TASK TO CARRY OUT>
Scan the following material for the string "subtitle" and copy each line in which it appears.

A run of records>
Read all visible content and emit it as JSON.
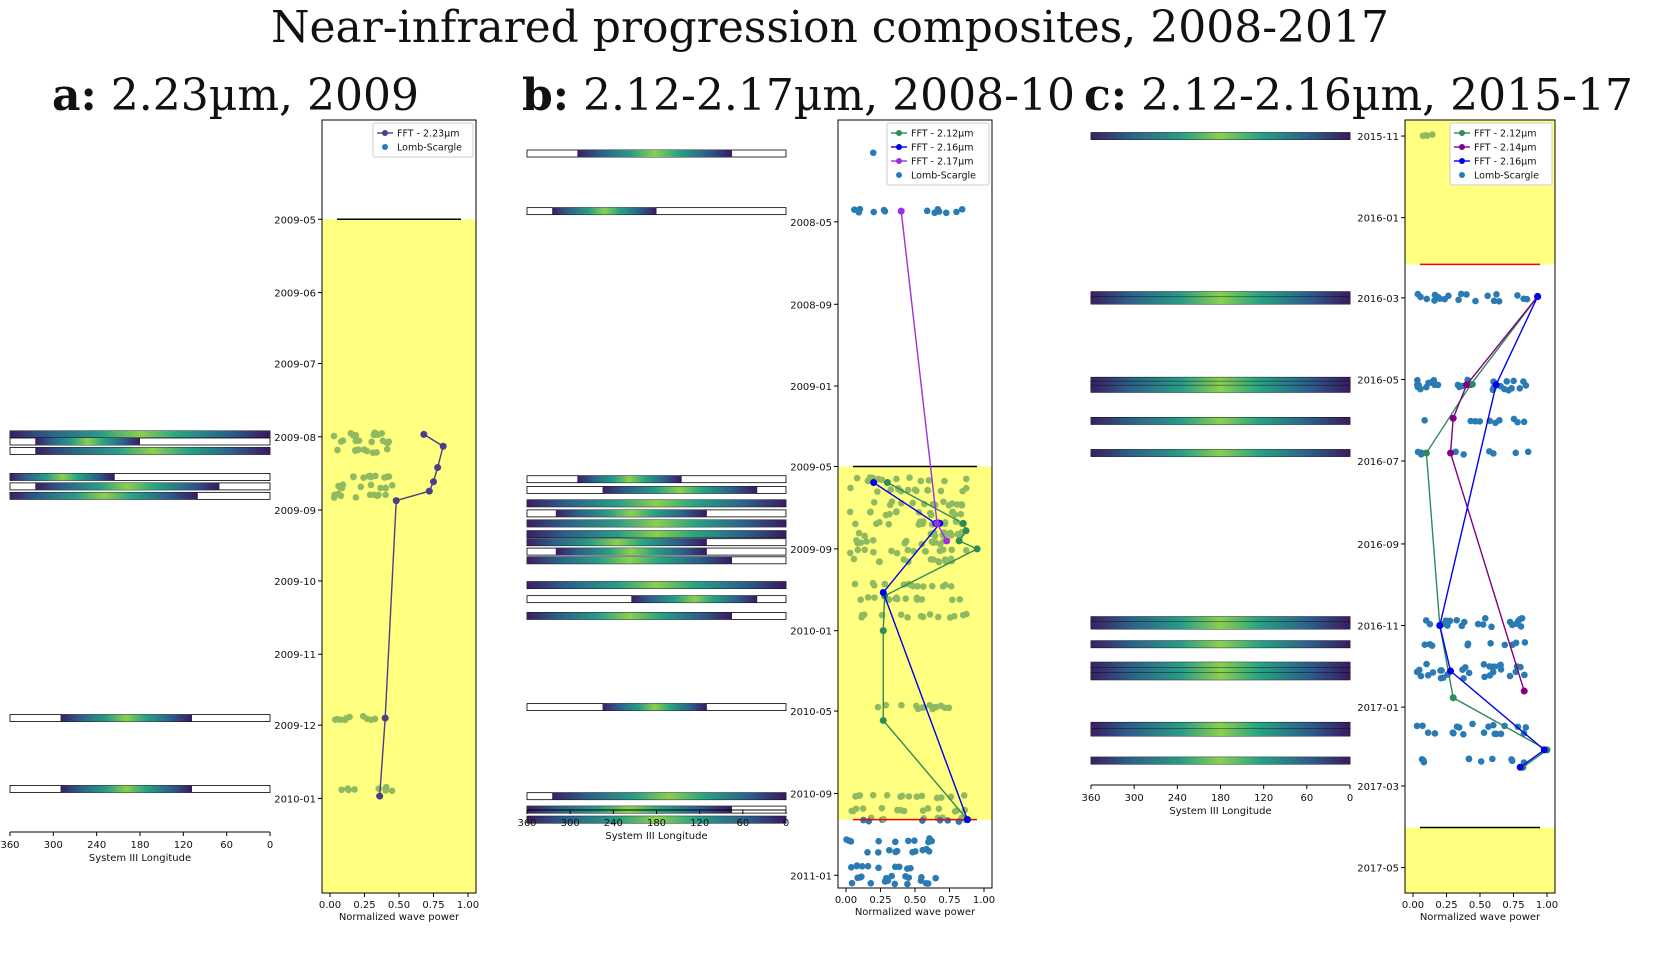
{
  "title": "Near-infrared progression composites, 2008-2017",
  "colors": {
    "highlight": "#ffff80",
    "green_dots": "#8fba61",
    "ls_blue": "#2a7bb4",
    "fft_223": "#4a3d8a",
    "fft_212": "#2e8b57",
    "fft_216": "#0000ee",
    "fft_217": "#9b30e0",
    "fft_214": "#800080",
    "red_line": "#ff0000",
    "black_line": "#000000"
  },
  "panels": [
    {
      "id": "a",
      "letter": "a:",
      "subtitle": "2.23µm, 2009",
      "long_axis": {
        "label": "System III Longitude",
        "ticks": [
          "360",
          "300",
          "240",
          "180",
          "120",
          "60",
          "0"
        ]
      },
      "power_axis": {
        "label": "Normalized wave power",
        "ticks": [
          "0.00",
          "0.25",
          "0.50",
          "0.75",
          "1.00"
        ]
      },
      "date_ticks": [
        "2009-05",
        "2009-06",
        "2009-07",
        "2009-08",
        "2009-09",
        "2009-10",
        "2009-11",
        "2009-12",
        "2010-01"
      ],
      "legend": [
        "FFT - 2.23µm",
        "Lomb-Scargle"
      ],
      "series": [
        {
          "name": "FFT - 2.23µm",
          "color_key": "fft_223",
          "x": [
            0.68,
            0.82,
            0.78,
            0.75,
            0.72,
            0.48,
            0.4,
            0.36
          ],
          "y": [
            "2009-07-31",
            "2009-08-05",
            "2009-08-14",
            "2009-08-20",
            "2009-08-24",
            "2009-08-28",
            "2009-11-28",
            "2009-12-31"
          ]
        }
      ],
      "strips": [
        {
          "date": "2009-07-31",
          "segments": [
            [
              360,
              0
            ]
          ]
        },
        {
          "date": "2009-08-03",
          "segments": [
            [
              325,
              180
            ]
          ]
        },
        {
          "date": "2009-08-07",
          "segments": [
            [
              325,
              0
            ]
          ]
        },
        {
          "date": "2009-08-18",
          "segments": [
            [
              360,
              215
            ]
          ]
        },
        {
          "date": "2009-08-22",
          "segments": [
            [
              325,
              70
            ]
          ]
        },
        {
          "date": "2009-08-26",
          "segments": [
            [
              360,
              100
            ]
          ]
        },
        {
          "date": "2009-11-28",
          "segments": [
            [
              290,
              108
            ]
          ]
        },
        {
          "date": "2009-12-28",
          "segments": [
            [
              290,
              108
            ]
          ]
        }
      ],
      "hl_start": "2009-05-01",
      "hl_end": "2010-02-10",
      "black_line": "2009-05-01",
      "red_line": "",
      "date_min": "2009-03-20",
      "date_max": "2010-02-10"
    },
    {
      "id": "b",
      "letter": "b:",
      "subtitle": "2.12-2.17µm, 2008-10",
      "long_axis": {
        "label": "System III Longitude",
        "ticks": [
          "360",
          "300",
          "240",
          "180",
          "120",
          "60",
          "0"
        ]
      },
      "power_axis": {
        "label": "Normalized wave power",
        "ticks": [
          "0.00",
          "0.25",
          "0.50",
          "0.75",
          "1.00"
        ]
      },
      "date_ticks": [
        "2008-05",
        "2008-09",
        "2009-01",
        "2009-05",
        "2009-09",
        "2010-01",
        "2010-05",
        "2010-09",
        "2011-01"
      ],
      "legend": [
        "FFT - 2.12µm",
        "FFT - 2.16µm",
        "FFT - 2.17µm",
        "Lomb-Scargle"
      ],
      "series": [
        {
          "name": "FFT - 2.12µm",
          "color_key": "fft_212",
          "x": [
            0.3,
            0.85,
            0.87,
            0.82,
            0.95,
            0.28,
            0.27,
            0.27,
            0.88
          ],
          "y": [
            "2009-05-25",
            "2009-07-25",
            "2009-08-05",
            "2009-08-20",
            "2009-09-01",
            "2009-11-10",
            "2010-01-01",
            "2010-05-15",
            "2010-10-10"
          ]
        },
        {
          "name": "FFT - 2.16µm",
          "color_key": "fft_216",
          "x": [
            0.2,
            0.65,
            0.68,
            0.27,
            0.88
          ],
          "y": [
            "2009-05-25",
            "2009-07-25",
            "2009-07-25",
            "2009-11-05",
            "2010-10-10"
          ]
        },
        {
          "name": "FFT - 2.17µm",
          "color_key": "fft_217",
          "x": [
            0.4,
            0.66,
            0.73
          ],
          "y": [
            "2008-04-15",
            "2009-07-25",
            "2009-08-20"
          ]
        }
      ],
      "strips": [
        {
          "date": "2008-01-20",
          "segments": [
            [
              290,
              75
            ]
          ]
        },
        {
          "date": "2008-04-15",
          "segments": [
            [
              325,
              180
            ]
          ]
        },
        {
          "date": "2009-05-20",
          "segments": [
            [
              290,
              145
            ]
          ]
        },
        {
          "date": "2009-06-05",
          "segments": [
            [
              255,
              40
            ]
          ]
        },
        {
          "date": "2009-06-25",
          "segments": [
            [
              360,
              0
            ]
          ]
        },
        {
          "date": "2009-07-10",
          "segments": [
            [
              320,
              110
            ]
          ]
        },
        {
          "date": "2009-07-25",
          "segments": [
            [
              360,
              0
            ]
          ]
        },
        {
          "date": "2009-08-10",
          "segments": [
            [
              360,
              0
            ]
          ]
        },
        {
          "date": "2009-08-22",
          "segments": [
            [
              360,
              110
            ]
          ]
        },
        {
          "date": "2009-09-05",
          "segments": [
            [
              320,
              110
            ]
          ]
        },
        {
          "date": "2009-09-18",
          "segments": [
            [
              360,
              75
            ]
          ]
        },
        {
          "date": "2009-10-25",
          "segments": [
            [
              360,
              0
            ]
          ]
        },
        {
          "date": "2009-11-15",
          "segments": [
            [
              215,
              40
            ]
          ]
        },
        {
          "date": "2009-12-10",
          "segments": [
            [
              360,
              75
            ]
          ]
        },
        {
          "date": "2010-04-25",
          "segments": [
            [
              255,
              110
            ]
          ]
        },
        {
          "date": "2010-09-05",
          "segments": [
            [
              325,
              0
            ]
          ]
        },
        {
          "date": "2010-09-25",
          "segments": [
            [
              360,
              75
            ]
          ]
        },
        {
          "date": "2010-10-10",
          "segments": [
            [
              360,
              0
            ]
          ]
        }
      ],
      "hl_start": "2009-05-01",
      "hl_end": "2010-10-10",
      "black_line": "2009-05-01",
      "red_line": "2010-10-10",
      "date_min": "2007-12-01",
      "date_max": "2011-01-20"
    },
    {
      "id": "c",
      "letter": "c:",
      "subtitle": "2.12-2.16µm, 2015-17",
      "long_axis": {
        "label": "System III Longitude",
        "ticks": [
          "360",
          "300",
          "240",
          "180",
          "120",
          "60",
          "0"
        ]
      },
      "power_axis": {
        "label": "Normalized wave power",
        "ticks": [
          "0.00",
          "0.25",
          "0.50",
          "0.75",
          "1.00"
        ]
      },
      "date_ticks": [
        "2015-11",
        "2016-01",
        "2016-03",
        "2016-05",
        "2016-07",
        "2016-09",
        "2016-11",
        "2017-01",
        "2017-03",
        "2017-05"
      ],
      "legend": [
        "FFT - 2.12µm",
        "FFT - 2.14µm",
        "FFT - 2.16µm",
        "Lomb-Scargle"
      ],
      "series": [
        {
          "name": "FFT - 2.12µm",
          "color_key": "fft_212",
          "x": [
            0.93,
            0.43,
            0.1,
            0.2,
            0.3,
            1.0,
            0.82
          ],
          "y": [
            "2016-02-29",
            "2016-05-05",
            "2016-06-25",
            "2016-11-01",
            "2016-12-25",
            "2017-02-02",
            "2017-02-15"
          ]
        },
        {
          "name": "FFT - 2.14µm",
          "color_key": "fft_214",
          "x": [
            0.93,
            0.4,
            0.3,
            0.28,
            0.83
          ],
          "y": [
            "2016-02-29",
            "2016-05-05",
            "2016-05-30",
            "2016-06-25",
            "2016-12-20"
          ]
        },
        {
          "name": "FFT - 2.16µm",
          "color_key": "fft_216",
          "x": [
            0.93,
            0.62,
            0.2,
            0.28,
            0.98,
            0.8
          ],
          "y": [
            "2016-02-29",
            "2016-05-05",
            "2016-11-01",
            "2016-12-05",
            "2017-02-02",
            "2017-02-15"
          ]
        }
      ],
      "strips": [
        {
          "date": "2015-11-01",
          "segments": [
            [
              360,
              0
            ]
          ]
        },
        {
          "date": "2016-02-28",
          "segments": [
            [
              360,
              0
            ]
          ]
        },
        {
          "date": "2016-03-03",
          "segments": [
            [
              360,
              0
            ]
          ]
        },
        {
          "date": "2016-05-02",
          "segments": [
            [
              360,
              0
            ]
          ]
        },
        {
          "date": "2016-05-05",
          "segments": [
            [
              360,
              0
            ]
          ]
        },
        {
          "date": "2016-05-08",
          "segments": [
            [
              360,
              0
            ]
          ]
        },
        {
          "date": "2016-06-01",
          "segments": [
            [
              360,
              0
            ]
          ]
        },
        {
          "date": "2016-06-25",
          "segments": [
            [
              360,
              0
            ]
          ]
        },
        {
          "date": "2016-10-28",
          "segments": [
            [
              360,
              0
            ]
          ]
        },
        {
          "date": "2016-11-01",
          "segments": [
            [
              360,
              0
            ]
          ]
        },
        {
          "date": "2016-11-15",
          "segments": [
            [
              360,
              0
            ]
          ]
        },
        {
          "date": "2016-12-01",
          "segments": [
            [
              360,
              0
            ]
          ]
        },
        {
          "date": "2016-12-05",
          "segments": [
            [
              360,
              0
            ]
          ]
        },
        {
          "date": "2016-12-09",
          "segments": [
            [
              360,
              0
            ]
          ]
        },
        {
          "date": "2017-01-15",
          "segments": [
            [
              360,
              0
            ]
          ]
        },
        {
          "date": "2017-01-20",
          "segments": [
            [
              360,
              0
            ]
          ]
        },
        {
          "date": "2017-02-10",
          "segments": [
            [
              360,
              0
            ]
          ]
        }
      ],
      "hl_start": "2015-10-20",
      "hl_end": "2016-02-05",
      "hl2_start": "2017-04-01",
      "hl2_end": "2017-05-20",
      "black_line": "2017-04-01",
      "red_line": "2016-02-05",
      "date_min": "2015-10-20",
      "date_max": "2017-05-20"
    }
  ]
}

TASK ANSWER>
      "subtitle": "2.23µm, 2009",
      "subtitle": "2.12-2.17µm, 2008-10",
      "subtitle": "2.12-2.16µm, 2015-17",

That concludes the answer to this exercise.